> [Listing]
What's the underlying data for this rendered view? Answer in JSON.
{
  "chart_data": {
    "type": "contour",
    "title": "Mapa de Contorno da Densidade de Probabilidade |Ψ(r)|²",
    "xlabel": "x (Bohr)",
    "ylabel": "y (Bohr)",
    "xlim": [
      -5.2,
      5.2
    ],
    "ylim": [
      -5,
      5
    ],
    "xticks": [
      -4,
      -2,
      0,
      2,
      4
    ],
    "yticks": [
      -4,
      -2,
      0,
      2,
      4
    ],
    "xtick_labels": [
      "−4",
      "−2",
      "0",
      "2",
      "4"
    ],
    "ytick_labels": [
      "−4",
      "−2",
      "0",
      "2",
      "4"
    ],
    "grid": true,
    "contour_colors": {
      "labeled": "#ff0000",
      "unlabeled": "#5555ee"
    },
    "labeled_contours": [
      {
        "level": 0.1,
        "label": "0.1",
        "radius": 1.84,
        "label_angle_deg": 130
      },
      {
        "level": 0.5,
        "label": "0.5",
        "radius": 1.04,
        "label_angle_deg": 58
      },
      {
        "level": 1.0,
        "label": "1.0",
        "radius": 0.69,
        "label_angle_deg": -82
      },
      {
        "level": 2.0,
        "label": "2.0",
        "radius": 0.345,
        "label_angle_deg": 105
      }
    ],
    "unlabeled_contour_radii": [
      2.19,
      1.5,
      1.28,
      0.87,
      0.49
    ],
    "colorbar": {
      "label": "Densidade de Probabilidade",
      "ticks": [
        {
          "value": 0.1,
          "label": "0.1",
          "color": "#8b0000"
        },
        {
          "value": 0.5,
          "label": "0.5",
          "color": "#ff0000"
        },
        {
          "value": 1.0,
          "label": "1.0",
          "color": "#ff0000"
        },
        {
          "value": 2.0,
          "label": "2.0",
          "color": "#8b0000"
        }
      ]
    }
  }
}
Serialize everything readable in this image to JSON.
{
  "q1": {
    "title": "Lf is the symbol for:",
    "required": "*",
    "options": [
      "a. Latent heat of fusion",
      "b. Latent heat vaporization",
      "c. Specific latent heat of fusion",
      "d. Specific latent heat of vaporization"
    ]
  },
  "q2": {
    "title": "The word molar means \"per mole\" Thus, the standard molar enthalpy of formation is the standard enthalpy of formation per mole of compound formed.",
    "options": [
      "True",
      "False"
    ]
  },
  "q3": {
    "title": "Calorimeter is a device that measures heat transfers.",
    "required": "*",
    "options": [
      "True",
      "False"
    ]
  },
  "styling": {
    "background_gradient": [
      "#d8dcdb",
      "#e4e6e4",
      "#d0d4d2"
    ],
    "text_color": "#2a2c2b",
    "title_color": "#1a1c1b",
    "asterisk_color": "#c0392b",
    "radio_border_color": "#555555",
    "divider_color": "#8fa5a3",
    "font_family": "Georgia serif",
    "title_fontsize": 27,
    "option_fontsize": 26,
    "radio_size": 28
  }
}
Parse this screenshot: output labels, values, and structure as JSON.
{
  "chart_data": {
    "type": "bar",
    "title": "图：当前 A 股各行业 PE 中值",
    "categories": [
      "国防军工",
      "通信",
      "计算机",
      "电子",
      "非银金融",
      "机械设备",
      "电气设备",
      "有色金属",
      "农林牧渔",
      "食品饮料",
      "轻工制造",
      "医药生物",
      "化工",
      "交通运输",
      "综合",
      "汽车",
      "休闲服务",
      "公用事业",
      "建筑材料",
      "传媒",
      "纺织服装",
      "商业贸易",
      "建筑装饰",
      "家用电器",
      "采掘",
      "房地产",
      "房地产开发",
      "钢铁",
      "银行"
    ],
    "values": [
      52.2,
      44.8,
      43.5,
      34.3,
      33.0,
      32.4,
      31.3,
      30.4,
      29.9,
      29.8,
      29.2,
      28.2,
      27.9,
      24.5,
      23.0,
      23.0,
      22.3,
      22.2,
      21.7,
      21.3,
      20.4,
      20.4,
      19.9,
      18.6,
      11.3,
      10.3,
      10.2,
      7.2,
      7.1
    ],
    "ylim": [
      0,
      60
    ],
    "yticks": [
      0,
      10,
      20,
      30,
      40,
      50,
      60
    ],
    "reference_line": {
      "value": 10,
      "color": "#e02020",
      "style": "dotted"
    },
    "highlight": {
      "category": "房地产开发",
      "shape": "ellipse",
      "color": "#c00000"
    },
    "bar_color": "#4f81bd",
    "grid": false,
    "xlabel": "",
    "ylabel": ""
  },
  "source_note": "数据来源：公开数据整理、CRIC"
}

> [Instructions to follow]
Of all the lines in the listing above, how many include "radius"? Write only the number.

> [Completed exercise]
4